═════ ENTRIES
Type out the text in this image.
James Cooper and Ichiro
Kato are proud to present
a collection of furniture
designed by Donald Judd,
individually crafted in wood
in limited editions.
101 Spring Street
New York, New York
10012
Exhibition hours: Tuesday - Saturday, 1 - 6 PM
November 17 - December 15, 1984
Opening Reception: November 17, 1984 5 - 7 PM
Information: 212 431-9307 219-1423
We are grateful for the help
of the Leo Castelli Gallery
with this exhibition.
══════════
Recopy the entries above in their entirety, exactly.

THE RESULT.
Type out the text in this image.
James Cooper and Ichiro
Kato are proud to present
a collection of furniture
designed by Donald Judd,
individually crafted in wood
in limited editions.
101 Spring Street
New York, New York
10012
Exhibition hours: Tuesday - Saturday, 1 - 6 PM
November 17 - December 15, 1984
Opening Reception: November 17, 1984 5 - 7 PM
Information: 212 431-9307 219-1423
We are grateful for the help
of the Leo Castelli Gallery
with this exhibition.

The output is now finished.